>> begin SELECTED EXCERPT

While checking against a==0.0 (and other similar conditions) before
dividing will indeed protect from outright division by zero, it will
enlarge any error you will have in the computation. I guess it would be
better to do the same check for 'a is small' for appropriate values of
'small'.
Actually, one of the reasons I thought about this subject in the first
place, was dict lookup for floating point numbers. It seems to me that
it's something you just shouldn't do.
Imri Goldberg
Mark Dickinson wrote:
> (with apologies for the random extra level of quoting in the below...)
>
>
> On Thu, Mar 13, 2008 at 11:09 AM, Imri Goldberg
> <lorg...@gmail.com <mailto:lorg...@gmail.com>> wrote:
>
> As I said earlier, I'd like static checkers (like Python-Lint)
> to catch
> this sort of cases, whatever the decision may be.
>
>
> Hmm. Isn't that tricky? How does the static checker decide
> whether the objects being compared are floats? I guess one could
> be content with catching some cases where the operands to ==
> are clearly floats... Wouldn't you have to have run-time warnings
> to be really sure of catching all the cases?
>
Yes. Writing a static-checker for Python is tricky in any case. For the
sake of this discussion, it might be useful to refer to some 'ideal'
static checker. This will allow us to better define what is the desired
behavior.
>
> > It's already too late for Python 3.0.
> Still, I believe it is worth discussing.
>
>
>
> Sure. I didn't mean that to come out in quite the dismissive way it
> did :).
> Apologies. Maybe a PEP aimed at Python 4.0 is in order. If you're open
> to the idea of just having some way to enable warnings, it could be
> much sooner.
>
I think that generating a warning (by default?) is a strong enough
change in the right direction, so we should add that as another option.

>> end SELECTED EXCERPT

### GIVEN INSTRUCTION 1
In the float-equality thread, what does checking a==0.0 before dividing enlarge?
### GIVEN INSTRUCTION 2
List every question Mark Dickinson asks about static checkers in the float-equality thread.
### GIVEN INSTRUCTION 3
Reproduce the float-equality thread from "Actually, one of" up to and including "decision may be.".
The data after this point plays no part in this work.

>> begin RAW DATA

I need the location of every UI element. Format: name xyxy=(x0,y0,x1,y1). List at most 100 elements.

>> end RAW DATA

### FINISHED ANSWER 1
Any error you will have in the computation.

### FINISHED ANSWER 2
- Isn't that tricky?
- How does the static checker decide whether the objects being compared are floats?
- Wouldn't you have to have run-time warnings to be really sure of catching all the cases?

### FINISHED ANSWER 3
Actually, one of the reasons I thought about this subject in the first
place, was dict lookup for floating point numbers. It seems to me that
it's something you just shouldn't do.
Imri Goldberg
Mark Dickinson wrote:
> (with apologies for the random extra level of quoting in the below...)
>
>
> On Thu, Mar 13, 2008 at 11:09 AM, Imri Goldberg
> <lorg...@gmail.com <mailto:lorg...@gmail.com>> wrote:
>
> As I said earlier, I'd like static checkers (like Python-Lint)
> to catch
> this sort of cases, whatever the decision may be.